start Exercise material

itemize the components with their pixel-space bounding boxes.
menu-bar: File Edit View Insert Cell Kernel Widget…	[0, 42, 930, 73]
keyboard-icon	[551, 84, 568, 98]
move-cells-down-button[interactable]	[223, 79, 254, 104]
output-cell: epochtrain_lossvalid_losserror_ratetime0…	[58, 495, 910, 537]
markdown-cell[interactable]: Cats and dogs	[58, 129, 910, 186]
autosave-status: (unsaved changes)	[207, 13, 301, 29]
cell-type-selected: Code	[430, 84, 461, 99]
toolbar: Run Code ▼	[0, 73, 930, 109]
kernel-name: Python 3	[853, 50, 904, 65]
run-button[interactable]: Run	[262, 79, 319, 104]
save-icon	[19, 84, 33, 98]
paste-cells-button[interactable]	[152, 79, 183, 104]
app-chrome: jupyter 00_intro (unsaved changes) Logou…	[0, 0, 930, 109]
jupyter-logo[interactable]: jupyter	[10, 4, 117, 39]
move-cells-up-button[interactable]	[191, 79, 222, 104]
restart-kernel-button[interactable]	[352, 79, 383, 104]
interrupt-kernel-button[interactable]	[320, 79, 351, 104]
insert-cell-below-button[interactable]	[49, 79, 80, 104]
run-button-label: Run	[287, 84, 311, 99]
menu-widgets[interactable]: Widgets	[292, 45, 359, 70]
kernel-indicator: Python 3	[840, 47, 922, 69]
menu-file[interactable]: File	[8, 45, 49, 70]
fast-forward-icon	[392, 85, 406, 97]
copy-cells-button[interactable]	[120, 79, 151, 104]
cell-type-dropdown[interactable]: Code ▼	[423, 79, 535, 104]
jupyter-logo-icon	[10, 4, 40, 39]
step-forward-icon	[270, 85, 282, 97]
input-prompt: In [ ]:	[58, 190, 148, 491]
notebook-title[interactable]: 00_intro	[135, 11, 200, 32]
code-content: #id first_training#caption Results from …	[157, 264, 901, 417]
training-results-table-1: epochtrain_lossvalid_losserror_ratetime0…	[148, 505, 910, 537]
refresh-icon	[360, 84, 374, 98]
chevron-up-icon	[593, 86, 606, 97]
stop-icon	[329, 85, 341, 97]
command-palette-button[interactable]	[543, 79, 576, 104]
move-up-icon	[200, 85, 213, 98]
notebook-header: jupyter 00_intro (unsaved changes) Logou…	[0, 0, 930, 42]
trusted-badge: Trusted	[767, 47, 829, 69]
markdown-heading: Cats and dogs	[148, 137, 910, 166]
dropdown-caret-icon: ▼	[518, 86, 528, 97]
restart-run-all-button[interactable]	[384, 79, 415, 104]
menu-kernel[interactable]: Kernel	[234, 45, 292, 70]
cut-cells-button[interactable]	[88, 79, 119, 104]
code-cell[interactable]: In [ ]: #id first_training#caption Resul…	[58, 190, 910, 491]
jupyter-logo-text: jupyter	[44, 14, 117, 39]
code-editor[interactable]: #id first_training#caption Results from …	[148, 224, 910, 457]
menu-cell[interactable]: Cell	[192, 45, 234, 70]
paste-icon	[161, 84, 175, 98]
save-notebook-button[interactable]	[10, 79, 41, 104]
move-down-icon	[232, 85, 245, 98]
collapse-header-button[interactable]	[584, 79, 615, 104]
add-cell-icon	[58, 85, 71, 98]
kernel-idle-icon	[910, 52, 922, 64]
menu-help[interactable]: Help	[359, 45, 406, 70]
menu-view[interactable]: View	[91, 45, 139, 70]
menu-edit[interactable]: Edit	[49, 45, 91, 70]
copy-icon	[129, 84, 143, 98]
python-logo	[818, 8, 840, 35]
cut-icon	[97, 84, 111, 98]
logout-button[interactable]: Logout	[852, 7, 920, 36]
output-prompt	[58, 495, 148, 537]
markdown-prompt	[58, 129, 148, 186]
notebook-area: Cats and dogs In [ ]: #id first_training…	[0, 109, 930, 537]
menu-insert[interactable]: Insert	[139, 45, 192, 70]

end Exercise material
start Exercise material

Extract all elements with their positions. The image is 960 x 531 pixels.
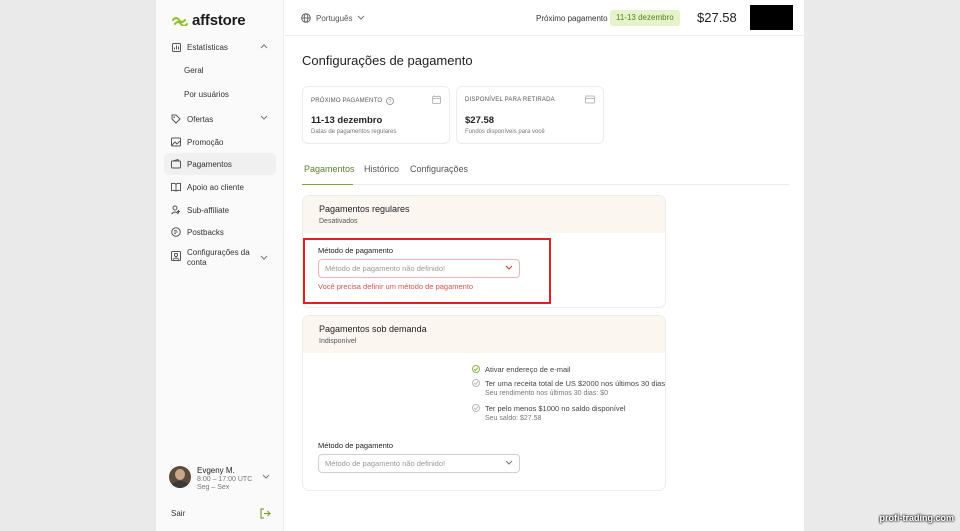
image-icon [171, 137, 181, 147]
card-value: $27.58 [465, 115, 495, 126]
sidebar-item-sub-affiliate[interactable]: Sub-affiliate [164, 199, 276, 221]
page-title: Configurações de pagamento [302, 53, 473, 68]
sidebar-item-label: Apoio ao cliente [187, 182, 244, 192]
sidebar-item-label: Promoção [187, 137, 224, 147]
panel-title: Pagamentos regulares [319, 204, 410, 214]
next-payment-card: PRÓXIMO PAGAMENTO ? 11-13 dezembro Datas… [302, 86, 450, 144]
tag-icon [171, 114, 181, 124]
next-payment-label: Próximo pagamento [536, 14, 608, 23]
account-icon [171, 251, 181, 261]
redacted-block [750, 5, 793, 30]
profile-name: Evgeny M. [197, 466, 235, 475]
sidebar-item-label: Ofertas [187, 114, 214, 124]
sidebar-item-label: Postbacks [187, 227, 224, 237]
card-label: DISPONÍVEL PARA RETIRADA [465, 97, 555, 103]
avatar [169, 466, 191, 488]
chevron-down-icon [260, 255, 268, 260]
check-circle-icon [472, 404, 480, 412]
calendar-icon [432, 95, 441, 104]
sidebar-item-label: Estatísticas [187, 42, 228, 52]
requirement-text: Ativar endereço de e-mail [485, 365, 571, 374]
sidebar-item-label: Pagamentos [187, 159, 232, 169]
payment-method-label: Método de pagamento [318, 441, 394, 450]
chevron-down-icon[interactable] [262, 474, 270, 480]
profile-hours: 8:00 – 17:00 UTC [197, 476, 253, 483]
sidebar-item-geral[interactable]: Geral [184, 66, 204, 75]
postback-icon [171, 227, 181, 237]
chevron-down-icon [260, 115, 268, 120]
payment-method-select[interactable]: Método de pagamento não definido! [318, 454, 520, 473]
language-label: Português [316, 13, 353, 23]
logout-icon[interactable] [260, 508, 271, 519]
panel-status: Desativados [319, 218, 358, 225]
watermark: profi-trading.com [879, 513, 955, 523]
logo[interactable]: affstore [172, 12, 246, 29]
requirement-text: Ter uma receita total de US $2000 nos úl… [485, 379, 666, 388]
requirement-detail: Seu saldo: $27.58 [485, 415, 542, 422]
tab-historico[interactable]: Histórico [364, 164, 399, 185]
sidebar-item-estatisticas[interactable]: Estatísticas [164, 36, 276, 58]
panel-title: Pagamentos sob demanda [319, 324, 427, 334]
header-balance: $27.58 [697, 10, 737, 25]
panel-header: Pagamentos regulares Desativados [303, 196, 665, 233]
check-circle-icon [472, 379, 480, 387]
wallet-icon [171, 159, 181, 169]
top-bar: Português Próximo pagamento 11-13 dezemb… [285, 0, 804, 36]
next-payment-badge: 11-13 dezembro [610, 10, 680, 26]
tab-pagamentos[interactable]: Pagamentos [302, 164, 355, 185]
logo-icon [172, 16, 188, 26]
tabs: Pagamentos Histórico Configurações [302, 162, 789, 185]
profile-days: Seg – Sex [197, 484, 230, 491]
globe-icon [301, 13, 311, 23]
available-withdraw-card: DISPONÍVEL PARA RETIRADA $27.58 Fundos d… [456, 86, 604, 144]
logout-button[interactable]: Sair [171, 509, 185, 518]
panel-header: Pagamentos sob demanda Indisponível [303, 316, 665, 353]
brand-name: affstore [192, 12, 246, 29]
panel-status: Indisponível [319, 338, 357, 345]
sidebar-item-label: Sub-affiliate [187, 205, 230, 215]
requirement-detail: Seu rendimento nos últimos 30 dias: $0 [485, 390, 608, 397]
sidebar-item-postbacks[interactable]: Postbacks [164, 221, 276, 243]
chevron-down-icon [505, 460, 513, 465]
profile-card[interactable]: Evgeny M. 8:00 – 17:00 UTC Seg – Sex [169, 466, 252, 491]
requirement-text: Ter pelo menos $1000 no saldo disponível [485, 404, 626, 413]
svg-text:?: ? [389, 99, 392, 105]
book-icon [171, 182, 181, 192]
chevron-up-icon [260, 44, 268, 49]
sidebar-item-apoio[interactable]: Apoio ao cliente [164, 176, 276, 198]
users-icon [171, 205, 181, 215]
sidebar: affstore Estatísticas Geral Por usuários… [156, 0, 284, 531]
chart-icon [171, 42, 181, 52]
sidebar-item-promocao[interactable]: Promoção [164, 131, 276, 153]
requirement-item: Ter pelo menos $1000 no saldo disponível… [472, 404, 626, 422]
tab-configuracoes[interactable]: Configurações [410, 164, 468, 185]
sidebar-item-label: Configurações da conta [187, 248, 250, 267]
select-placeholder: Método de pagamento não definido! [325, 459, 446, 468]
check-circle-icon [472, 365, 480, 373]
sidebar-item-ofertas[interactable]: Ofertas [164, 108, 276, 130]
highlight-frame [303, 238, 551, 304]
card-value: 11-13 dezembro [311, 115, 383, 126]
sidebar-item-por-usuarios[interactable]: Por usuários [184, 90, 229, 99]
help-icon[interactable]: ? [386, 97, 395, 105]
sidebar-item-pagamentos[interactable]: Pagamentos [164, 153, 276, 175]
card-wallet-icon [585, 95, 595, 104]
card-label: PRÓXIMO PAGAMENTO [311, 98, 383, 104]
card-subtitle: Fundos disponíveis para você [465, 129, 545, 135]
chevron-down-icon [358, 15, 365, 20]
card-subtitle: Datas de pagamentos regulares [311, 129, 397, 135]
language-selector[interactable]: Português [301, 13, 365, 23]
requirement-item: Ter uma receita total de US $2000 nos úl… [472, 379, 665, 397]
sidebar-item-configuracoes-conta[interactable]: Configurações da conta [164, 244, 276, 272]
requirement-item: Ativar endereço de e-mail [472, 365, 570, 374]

end Exercise material

*To be done*: Collect every line in the items above that contains the word "Ofertas". Treat uppercase and lowercase letters as distinct.

*In response*:
sidebar-item-label: Ofertas [187, 114, 214, 124]
sidebar-item-ofertas[interactable]: Ofertas [164, 108, 276, 130]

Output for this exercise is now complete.